### Work order
Lines holding the string "ylabel" are the ones to copy; find them all in the data.

*** Excerpted data ***

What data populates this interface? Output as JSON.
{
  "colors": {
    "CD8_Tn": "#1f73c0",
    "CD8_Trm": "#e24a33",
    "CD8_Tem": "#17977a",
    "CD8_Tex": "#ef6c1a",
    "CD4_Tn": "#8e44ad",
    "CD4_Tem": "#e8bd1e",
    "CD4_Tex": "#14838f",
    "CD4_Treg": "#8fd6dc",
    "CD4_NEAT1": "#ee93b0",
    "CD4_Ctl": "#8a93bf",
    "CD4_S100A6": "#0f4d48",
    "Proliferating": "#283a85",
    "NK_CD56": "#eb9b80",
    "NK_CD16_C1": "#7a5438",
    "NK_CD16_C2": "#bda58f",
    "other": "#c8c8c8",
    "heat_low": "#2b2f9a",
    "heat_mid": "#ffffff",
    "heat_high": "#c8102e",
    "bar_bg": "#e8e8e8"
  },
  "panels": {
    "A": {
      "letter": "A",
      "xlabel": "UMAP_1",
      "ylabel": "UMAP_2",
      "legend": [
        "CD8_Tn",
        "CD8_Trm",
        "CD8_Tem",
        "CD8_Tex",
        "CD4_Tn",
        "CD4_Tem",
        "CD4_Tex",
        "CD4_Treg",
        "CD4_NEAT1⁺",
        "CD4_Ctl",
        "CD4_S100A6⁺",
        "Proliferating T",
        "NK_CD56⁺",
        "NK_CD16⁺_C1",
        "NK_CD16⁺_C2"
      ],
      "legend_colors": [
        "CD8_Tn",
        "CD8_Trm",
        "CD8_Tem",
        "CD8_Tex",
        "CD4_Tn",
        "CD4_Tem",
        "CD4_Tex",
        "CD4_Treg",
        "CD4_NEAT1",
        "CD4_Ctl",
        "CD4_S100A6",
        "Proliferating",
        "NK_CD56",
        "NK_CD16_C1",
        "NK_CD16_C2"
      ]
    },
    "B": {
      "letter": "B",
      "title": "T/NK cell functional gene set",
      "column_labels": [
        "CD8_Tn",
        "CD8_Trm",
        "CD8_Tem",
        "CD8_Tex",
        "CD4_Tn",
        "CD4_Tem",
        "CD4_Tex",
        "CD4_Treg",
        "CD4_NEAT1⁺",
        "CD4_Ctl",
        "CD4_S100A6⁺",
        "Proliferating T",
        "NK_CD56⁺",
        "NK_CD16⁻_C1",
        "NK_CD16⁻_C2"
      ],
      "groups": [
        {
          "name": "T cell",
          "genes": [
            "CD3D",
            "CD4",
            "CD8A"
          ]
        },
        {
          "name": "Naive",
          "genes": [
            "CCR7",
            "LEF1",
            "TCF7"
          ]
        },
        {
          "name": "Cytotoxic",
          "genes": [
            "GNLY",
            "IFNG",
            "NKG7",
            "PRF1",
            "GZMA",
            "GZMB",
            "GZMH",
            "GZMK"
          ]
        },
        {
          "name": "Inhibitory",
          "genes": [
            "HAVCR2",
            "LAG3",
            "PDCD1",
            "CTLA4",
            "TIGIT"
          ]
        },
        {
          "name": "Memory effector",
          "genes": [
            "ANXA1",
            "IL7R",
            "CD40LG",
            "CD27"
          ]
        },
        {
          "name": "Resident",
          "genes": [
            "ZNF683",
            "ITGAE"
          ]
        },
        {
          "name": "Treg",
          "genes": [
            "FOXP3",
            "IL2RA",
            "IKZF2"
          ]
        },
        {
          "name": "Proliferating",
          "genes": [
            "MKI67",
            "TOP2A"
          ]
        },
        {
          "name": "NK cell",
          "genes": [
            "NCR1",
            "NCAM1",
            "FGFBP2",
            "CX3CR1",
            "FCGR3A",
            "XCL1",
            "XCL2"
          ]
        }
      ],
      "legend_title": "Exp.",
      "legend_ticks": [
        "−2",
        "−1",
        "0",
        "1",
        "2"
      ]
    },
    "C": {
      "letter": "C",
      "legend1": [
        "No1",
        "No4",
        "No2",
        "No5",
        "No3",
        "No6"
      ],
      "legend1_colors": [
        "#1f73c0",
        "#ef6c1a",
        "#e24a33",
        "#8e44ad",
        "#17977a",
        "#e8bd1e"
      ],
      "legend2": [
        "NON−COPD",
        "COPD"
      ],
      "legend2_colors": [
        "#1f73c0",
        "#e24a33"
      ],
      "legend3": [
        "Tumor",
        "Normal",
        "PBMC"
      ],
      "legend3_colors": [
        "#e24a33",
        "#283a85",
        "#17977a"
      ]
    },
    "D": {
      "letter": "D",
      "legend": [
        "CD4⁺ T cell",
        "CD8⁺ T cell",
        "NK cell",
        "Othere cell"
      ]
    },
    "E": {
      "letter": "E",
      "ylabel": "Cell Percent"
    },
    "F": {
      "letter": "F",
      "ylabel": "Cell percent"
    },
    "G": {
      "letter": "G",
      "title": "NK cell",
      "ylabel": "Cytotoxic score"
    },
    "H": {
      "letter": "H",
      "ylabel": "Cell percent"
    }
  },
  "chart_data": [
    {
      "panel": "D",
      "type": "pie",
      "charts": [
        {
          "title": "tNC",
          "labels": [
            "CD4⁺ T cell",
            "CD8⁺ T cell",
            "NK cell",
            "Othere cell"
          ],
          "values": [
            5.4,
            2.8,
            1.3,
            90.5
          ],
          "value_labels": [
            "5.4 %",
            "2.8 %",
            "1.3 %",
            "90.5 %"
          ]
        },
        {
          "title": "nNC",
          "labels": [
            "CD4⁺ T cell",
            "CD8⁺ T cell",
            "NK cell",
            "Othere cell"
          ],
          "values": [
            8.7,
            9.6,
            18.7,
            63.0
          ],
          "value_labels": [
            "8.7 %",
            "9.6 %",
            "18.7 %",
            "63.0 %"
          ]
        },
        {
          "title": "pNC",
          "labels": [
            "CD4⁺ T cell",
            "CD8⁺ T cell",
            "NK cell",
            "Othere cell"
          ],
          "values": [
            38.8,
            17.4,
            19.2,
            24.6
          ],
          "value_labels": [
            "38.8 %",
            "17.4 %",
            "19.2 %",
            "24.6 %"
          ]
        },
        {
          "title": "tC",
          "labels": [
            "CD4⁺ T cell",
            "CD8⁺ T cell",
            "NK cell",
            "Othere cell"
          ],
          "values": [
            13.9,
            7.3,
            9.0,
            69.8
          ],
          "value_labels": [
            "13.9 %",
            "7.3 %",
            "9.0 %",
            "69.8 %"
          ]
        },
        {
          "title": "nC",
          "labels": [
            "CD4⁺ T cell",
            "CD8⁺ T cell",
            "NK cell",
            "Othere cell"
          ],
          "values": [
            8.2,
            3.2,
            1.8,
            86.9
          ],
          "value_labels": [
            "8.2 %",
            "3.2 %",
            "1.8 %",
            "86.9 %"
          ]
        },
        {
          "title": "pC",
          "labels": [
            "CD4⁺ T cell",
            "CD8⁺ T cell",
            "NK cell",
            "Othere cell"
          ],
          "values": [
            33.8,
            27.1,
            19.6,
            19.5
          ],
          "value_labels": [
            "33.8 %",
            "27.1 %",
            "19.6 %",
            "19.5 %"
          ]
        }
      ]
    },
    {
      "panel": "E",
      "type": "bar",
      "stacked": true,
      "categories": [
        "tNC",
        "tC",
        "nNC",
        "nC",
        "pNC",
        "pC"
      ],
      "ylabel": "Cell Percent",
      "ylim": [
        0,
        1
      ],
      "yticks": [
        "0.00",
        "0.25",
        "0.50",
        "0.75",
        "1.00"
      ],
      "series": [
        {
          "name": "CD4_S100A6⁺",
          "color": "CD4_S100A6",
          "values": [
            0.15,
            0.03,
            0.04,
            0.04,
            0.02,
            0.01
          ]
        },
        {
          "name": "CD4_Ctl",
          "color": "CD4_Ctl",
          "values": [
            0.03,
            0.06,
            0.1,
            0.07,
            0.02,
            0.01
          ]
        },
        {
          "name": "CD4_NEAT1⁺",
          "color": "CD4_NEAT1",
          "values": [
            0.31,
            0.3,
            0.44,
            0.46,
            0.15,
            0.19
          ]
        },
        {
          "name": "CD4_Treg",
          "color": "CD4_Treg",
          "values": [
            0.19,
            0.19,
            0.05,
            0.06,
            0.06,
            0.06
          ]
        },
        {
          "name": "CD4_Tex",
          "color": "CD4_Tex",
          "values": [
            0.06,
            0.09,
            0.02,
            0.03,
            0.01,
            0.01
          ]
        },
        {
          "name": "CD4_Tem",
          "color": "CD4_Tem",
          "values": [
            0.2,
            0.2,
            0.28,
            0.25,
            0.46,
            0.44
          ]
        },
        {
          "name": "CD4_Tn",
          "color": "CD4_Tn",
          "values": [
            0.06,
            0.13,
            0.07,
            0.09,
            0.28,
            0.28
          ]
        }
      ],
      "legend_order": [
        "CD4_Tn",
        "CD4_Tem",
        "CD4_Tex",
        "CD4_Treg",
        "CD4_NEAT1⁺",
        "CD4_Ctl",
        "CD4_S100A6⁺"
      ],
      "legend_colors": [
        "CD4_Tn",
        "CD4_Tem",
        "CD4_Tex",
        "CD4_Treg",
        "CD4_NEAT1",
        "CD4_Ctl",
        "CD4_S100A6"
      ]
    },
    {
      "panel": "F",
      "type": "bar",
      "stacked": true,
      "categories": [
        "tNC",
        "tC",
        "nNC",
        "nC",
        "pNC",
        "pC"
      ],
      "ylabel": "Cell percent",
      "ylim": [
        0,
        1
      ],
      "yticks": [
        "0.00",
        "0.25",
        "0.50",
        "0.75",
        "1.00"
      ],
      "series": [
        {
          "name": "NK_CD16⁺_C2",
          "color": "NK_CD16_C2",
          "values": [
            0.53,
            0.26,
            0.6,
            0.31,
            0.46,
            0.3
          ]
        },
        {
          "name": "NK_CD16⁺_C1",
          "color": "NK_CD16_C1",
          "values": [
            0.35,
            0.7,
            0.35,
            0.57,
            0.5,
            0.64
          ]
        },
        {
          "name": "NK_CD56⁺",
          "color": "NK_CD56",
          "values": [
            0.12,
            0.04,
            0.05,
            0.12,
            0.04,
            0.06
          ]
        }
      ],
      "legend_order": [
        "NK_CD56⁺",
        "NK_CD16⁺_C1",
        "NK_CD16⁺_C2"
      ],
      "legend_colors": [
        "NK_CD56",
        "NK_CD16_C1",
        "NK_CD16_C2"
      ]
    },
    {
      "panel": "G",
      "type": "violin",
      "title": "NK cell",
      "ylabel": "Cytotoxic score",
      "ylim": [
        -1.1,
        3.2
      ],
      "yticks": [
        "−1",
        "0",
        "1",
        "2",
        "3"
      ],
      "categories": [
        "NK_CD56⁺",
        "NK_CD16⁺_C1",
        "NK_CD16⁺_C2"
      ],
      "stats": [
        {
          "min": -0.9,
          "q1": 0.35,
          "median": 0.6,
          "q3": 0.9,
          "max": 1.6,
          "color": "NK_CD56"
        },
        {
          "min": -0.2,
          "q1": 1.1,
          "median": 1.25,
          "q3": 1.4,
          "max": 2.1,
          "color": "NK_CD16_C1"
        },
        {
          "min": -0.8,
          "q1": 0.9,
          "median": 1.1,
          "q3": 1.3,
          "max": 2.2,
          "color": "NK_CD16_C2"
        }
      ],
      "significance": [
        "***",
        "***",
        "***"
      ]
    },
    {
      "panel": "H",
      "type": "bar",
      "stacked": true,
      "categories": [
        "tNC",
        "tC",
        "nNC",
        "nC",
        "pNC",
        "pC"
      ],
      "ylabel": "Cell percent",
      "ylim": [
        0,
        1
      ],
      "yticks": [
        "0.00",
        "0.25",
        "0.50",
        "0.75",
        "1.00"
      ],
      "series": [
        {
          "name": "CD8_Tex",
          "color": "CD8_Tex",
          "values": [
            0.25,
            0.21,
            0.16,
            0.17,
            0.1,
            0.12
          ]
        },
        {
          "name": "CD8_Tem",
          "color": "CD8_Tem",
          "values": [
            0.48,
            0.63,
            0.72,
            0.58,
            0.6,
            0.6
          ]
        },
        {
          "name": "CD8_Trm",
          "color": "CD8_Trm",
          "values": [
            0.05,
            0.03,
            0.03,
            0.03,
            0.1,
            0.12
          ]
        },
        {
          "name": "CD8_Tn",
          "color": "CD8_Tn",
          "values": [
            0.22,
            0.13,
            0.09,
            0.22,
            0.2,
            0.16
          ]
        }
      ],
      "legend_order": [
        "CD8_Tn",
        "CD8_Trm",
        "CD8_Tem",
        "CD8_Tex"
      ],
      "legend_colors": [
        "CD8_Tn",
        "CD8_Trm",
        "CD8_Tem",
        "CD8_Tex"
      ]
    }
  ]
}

*** End of Excerpted data ***

### Output of the exercise
      "ylabel": "UMAP_2",
      "ylabel": "Cell Percent"
      "ylabel": "Cell percent"
      "ylabel": "Cytotoxic score"
      "ylabel": "Cell percent"
      "ylabel": "Cell Percent",
      "ylabel": "Cell percent",
      "ylabel": "Cytotoxic score",
      "ylabel": "Cell percent",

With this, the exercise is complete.